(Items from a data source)
== Segment start ==

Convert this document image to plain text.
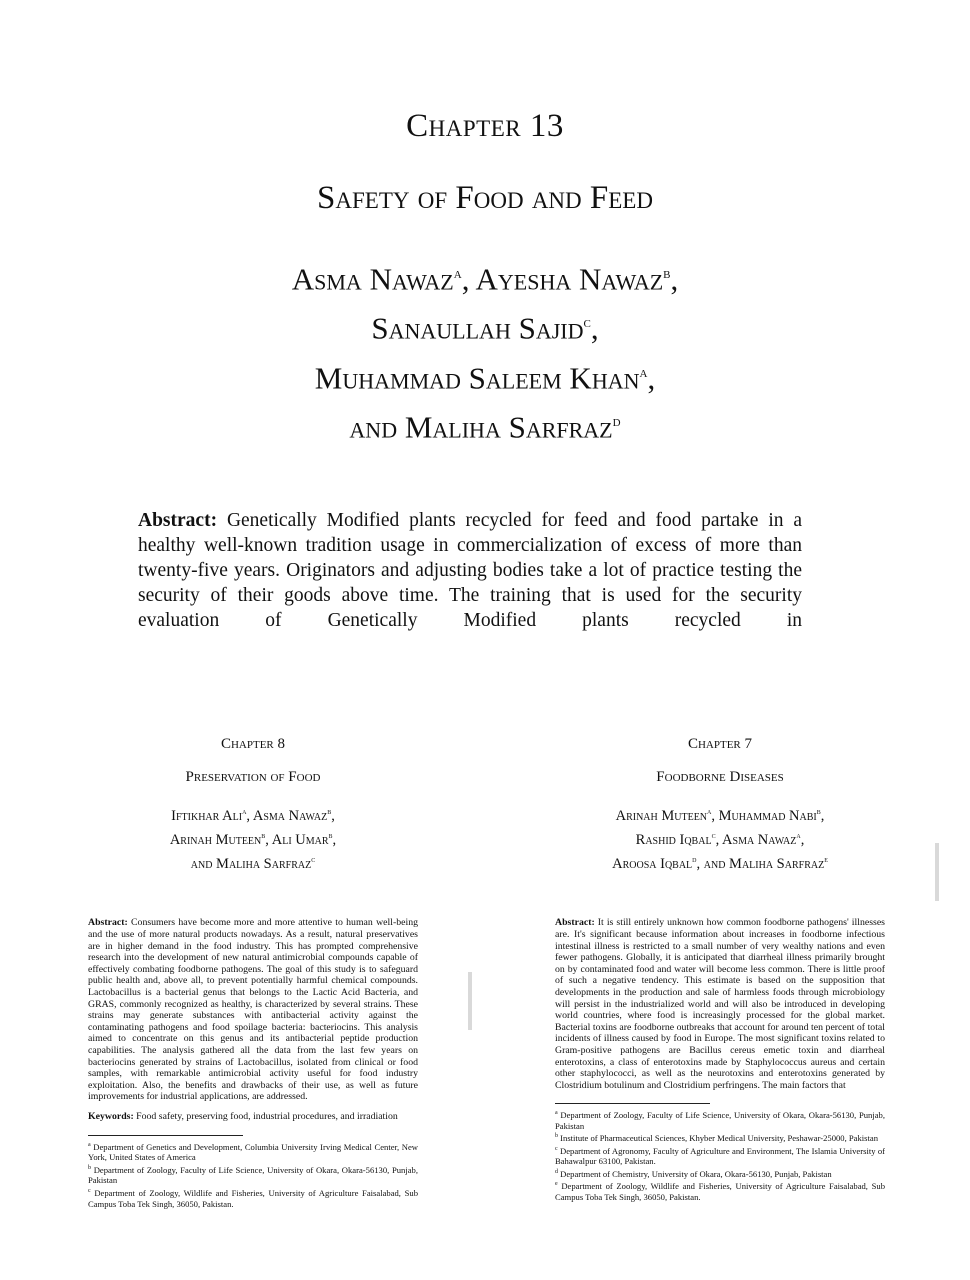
Chapter 13
Safety of Food and Feed
Asma Nawaz$^a$, Ayesha Nawaz$^b$,
Sanaullah Sajid$^c$,
Muhammad Saleem Khan$^a$,
and Maliha Sarfraz$^d$
Abstract: Genetically Modified plants recycled for feed and food partake in a healthy well-known tradition usage in commercialization of excess of more than twenty-five years. Originators and adjusting bodies take a lot of practice testing the security of their goods above time. The training that is used for the security evaluation of Genetically Modified plants recycled in
Chapter 8
Preservation of Food
Iftikhar Ali$^a$, Asma Nawaz$^b$,
Arinah Muteen$^b$, Ali Umar$^b$,
and Maliha Sarfraz$^c$
Abstract: Consumers have become more and more attentive to human well-being and the use of more natural products nowadays. As a result, natural preservatives are in higher demand in the food industry. This has prompted comprehensive research into the development of new natural antimicrobial compounds capable of effectively combating foodborne pathogens. The goal of this study is to safeguard public health and, above all, to prevent potentially harmful chemical compounds. Lactobacillus is a bacterial genus that belongs to the Lactic Acid Bacteria, and GRAS, commonly recognized as healthy, is characterized by several strains. These strains may generate substances with antibacterial activity against the contaminating pathogens and food spoilage bacteria: bacteriocins. This analysis aimed to concentrate on this genus and its antibacterial peptide production capabilities. The analysis gathered all the data from the last few years on bacteriocins generated by strains of Lactobacillus, isolated from clinical or food samples, with remarkable antimicrobial activity useful for food industry exploitation. Also, the benefits and drawbacks of their use, as well as future improvements for industrial applications, are addressed.
Keywords: Food safety, preserving food, industrial procedures, and irradiation
$^a$ Department of Genetics and Development, Columbia University Irving Medical Center, New York, United States of America
$^b$ Department of Zoology, Faculty of Life Science, University of Okara, Okara-56130, Punjab, Pakistan
$^c$ Department of Zoology, Wildlife and Fisheries, University of Agriculture Faisalabad, Sub Campus Toba Tek Singh, 36050, Pakistan.
Chapter 7
Foodborne Diseases
Arinah Muteen$^a$, Muhammad Nabi$^b$,
Rashid Iqbal$^c$, Asma Nawaz$^a$,
Aroosa Iqbal$^d$, and Maliha Sarfraz$^e$
Abstract: It is still entirely unknown how common foodborne pathogens' illnesses are. It's significant because information about increases in foodborne infectious intestinal illness is restricted to a small number of very wealthy nations and even fewer pathogens. Globally, it is anticipated that diarrheal illness primarily brought on by contaminated food and water will become less common. There is little proof of such a negative tendency. This estimate is based on the supposition that developments in the production and sale of harmless foods through microbiology will persist in the industrialized world and will also be introduced in developing world countries, where food is increasingly processed for the global market. Bacterial toxins are foodborne outbreaks that account for around ten percent of total incidents of illness caused by food in Europe. The most significant toxins related to Gram-positive pathogens are Bacillus cereus emetic toxin and diarrheal enterotoxins, a class of enterotoxins made by Staphylococcus aureus and certain other staphylococci, as well as the neurotoxins and enterotoxins generated by Clostridium botulinum and Clostridium perfringens. The main factors that
$^a$ Department of Zoology, Faculty of Life Science, University of Okara, Okara-56130, Punjab, Pakistan
$^b$ Institute of Pharmaceutical Sciences, Khyber Medical University, Peshawar-25000, Pakistan
$^c$ Department of Agronomy, Faculty of Agriculture and Environment, The Islamia University of Bahawalpur 63100, Pakistan.
$^d$ Department of Chemistry, University of Okara, Okara-56130, Punjab, Pakistan
$^e$ Department of Zoology, Wildlife and Fisheries, University of Agriculture Faisalabad, Sub Campus Toba Tek Singh, 36050, Pakistan.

== Segment end ==

### [ACTIVITY]
Copy each line of the records that contains the word "Medical".

### [RESPONSE TO THE TASK]
$^a$ Department of Genetics and Development, Columbia University Irving Medical Center, New York, United States of America
$^b$ Institute of Pharmaceutical Sciences, Khyber Medical University, Peshawar-25000, Pakistan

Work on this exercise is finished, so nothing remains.